Work instructions:
Can you give all the records again without altering a single character?

Rows:
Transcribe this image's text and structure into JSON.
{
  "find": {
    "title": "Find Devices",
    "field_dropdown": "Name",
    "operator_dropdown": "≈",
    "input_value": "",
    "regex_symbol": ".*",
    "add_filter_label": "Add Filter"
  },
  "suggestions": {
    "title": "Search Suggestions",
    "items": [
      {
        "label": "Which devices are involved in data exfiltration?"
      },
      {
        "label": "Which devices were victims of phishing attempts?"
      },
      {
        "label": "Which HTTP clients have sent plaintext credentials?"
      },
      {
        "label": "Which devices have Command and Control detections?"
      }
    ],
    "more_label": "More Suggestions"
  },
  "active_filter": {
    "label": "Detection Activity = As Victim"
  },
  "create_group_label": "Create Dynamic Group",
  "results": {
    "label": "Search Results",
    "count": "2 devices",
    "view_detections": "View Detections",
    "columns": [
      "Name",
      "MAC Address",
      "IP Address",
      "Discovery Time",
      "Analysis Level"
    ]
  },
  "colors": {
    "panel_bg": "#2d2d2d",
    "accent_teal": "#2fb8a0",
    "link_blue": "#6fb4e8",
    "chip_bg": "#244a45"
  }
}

Exercise solution:
Transcribe this image's text and structure into JSON.
{
  "find": {
    "title": "Find Devices",
    "field_dropdown": "Name",
    "operator_dropdown": "≈",
    "input_value": "",
    "regex_symbol": ".*",
    "add_filter_label": "Add Filter"
  },
  "suggestions": {
    "title": "Search Suggestions",
    "items": [
      {
        "label": "Which devices are involved in data exfiltration?"
      },
      {
        "label": "Which devices were victims of phishing attempts?"
      },
      {
        "label": "Which HTTP clients have sent plaintext credentials?"
      },
      {
        "label": "Which devices have Command and Control detections?"
      }
    ],
    "more_label": "More Suggestions"
  },
  "active_filter": {
    "label": "Detection Activity = As Victim"
  },
  "create_group_label": "Create Dynamic Group",
  "results": {
    "label": "Search Results",
    "count": "2 devices",
    "view_detections": "View Detections",
    "columns": [
      "Name",
      "MAC Address",
      "IP Address",
      "Discovery Time",
      "Analysis Level"
    ]
  },
  "colors": {
    "panel_bg": "#2d2d2d",
    "accent_teal": "#2fb8a0",
    "link_blue": "#6fb4e8",
    "chip_bg": "#244a45"
  }
}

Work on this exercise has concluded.